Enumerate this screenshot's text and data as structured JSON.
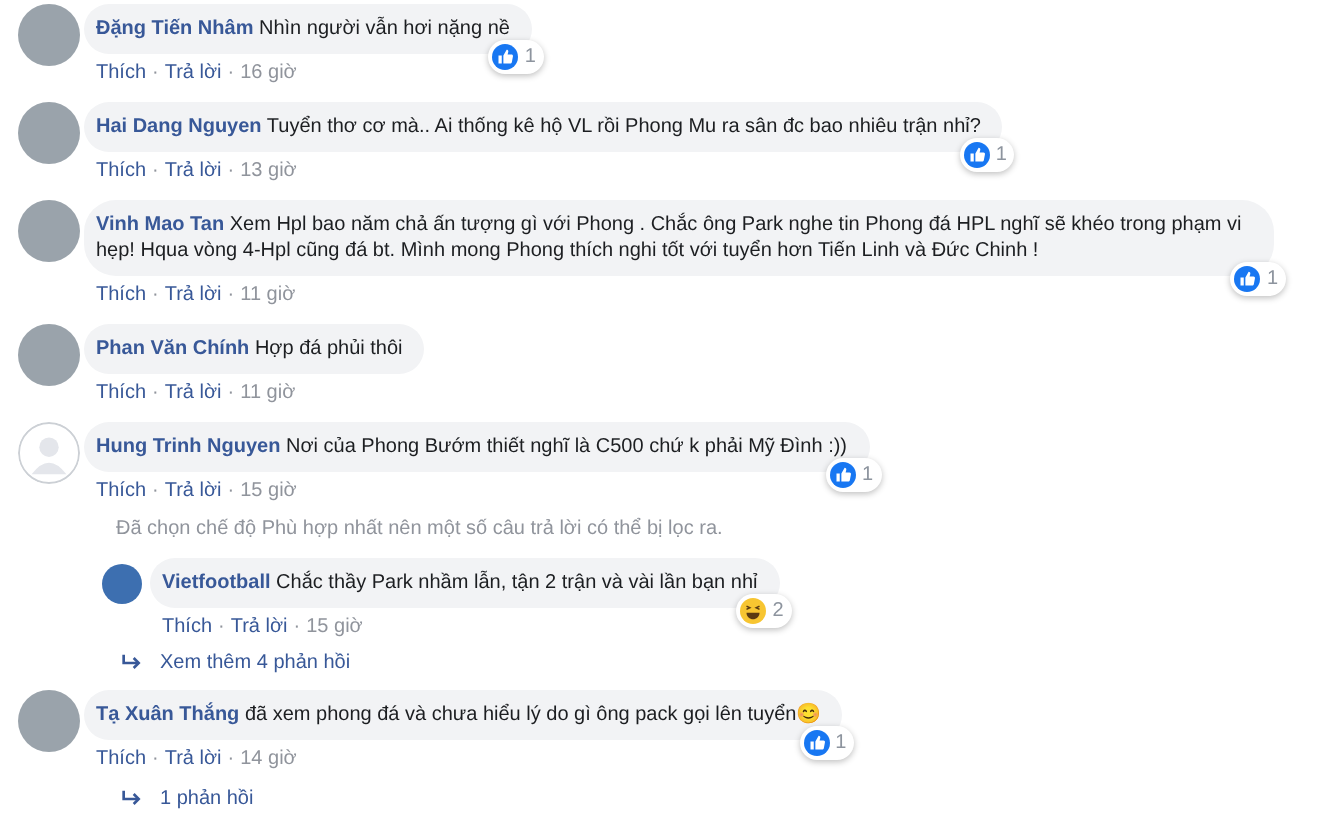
{
  "comments": [
    {
      "author": "Đặng Tiến Nhâm",
      "default_avatar": false,
      "text": "Nhìn người vẫn hơi nặng nề",
      "actions": [
        "Thích",
        "·",
        "Trả lời",
        "·"
      ],
      "time": "16 giờ",
      "reaction": {
        "kind": "like",
        "count": "1"
      }
    },
    {
      "author": "Hai Dang Nguyen",
      "default_avatar": false,
      "text": "Tuyển thơ cơ mà.. Ai thống kê hộ VL rồi Phong Mu ra sân đc bao nhiêu trận nhỉ?",
      "actions": [
        "Thích",
        "·",
        "Trả lời",
        "·"
      ],
      "time": "13 giờ",
      "reaction": {
        "kind": "like",
        "count": "1"
      }
    },
    {
      "author": "Vinh Mao Tan",
      "default_avatar": false,
      "text": "Xem Hpl bao năm chả ấn tượng gì với Phong . Chắc ông Park nghe tin Phong đá HPL nghĩ sẽ khéo trong phạm vi hẹp! Hqua vòng 4-Hpl cũng đá bt. Mình mong Phong thích nghi tốt với tuyển hơn Tiến Linh và Đức Chinh !",
      "actions": [
        "Thích",
        "·",
        "Trả lời",
        "·"
      ],
      "time": "11 giờ",
      "reaction": {
        "kind": "like",
        "count": "1"
      }
    },
    {
      "author": "Phan Văn Chính",
      "default_avatar": false,
      "text": "Hợp đá phủi thôi",
      "actions": [
        "Thích",
        "·",
        "Trả lời",
        "·"
      ],
      "time": "11 giờ"
    },
    {
      "author": "Hung Trinh Nguyen",
      "default_avatar": true,
      "text": "Nơi của Phong Bướm thiết nghĩ là C500 chứ k phải Mỹ Đình :))",
      "actions": [
        "Thích",
        "·",
        "Trả lời",
        "·"
      ],
      "time": "15 giờ",
      "reaction": {
        "kind": "like",
        "count": "1"
      },
      "notice": "Đã chọn chế độ Phù hợp nhất nên một số câu trả lời có thể bị lọc ra.",
      "replies": [
        {
          "author": "Vietfootball",
          "default_avatar": false,
          "text": "Chắc thầy Park nhầm lẫn, tận 2 trận và vài lần bạn nhỉ",
          "actions": [
            "Thích",
            "·",
            "Trả lời",
            "·"
          ],
          "time": "15 giờ",
          "reaction": {
            "kind": "haha",
            "count": "2"
          }
        }
      ],
      "more_replies": "Xem thêm 4 phản hồi"
    },
    {
      "author": "Tạ Xuân Thắng",
      "default_avatar": false,
      "text": "đã xem phong đá và chưa hiểu lý do gì ông pack gọi lên tuyển😊",
      "actions": [
        "Thích",
        "·",
        "Trả lời",
        "·"
      ],
      "time": "14 giờ",
      "reaction": {
        "kind": "like",
        "count": "1"
      },
      "more_replies": "1 phản hồi"
    }
  ]
}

===============

What this task involves:
Select every line in the records above that contains the word "Park".

Result:
      "text": "Xem Hpl bao năm chả ấn tượng gì với Phong . Chắc ông Park nghe tin Phong đá HPL nghĩ sẽ khéo trong phạm vi hẹp! Hqua vòng 4-Hpl cũng đá bt. Mình mong Phong thích nghi tốt với tuyển hơn Tiến Linh và Đức Chinh !",
          "text": "Chắc thầy Park nhầm lẫn, tận 2 trận và vài lần bạn nhỉ",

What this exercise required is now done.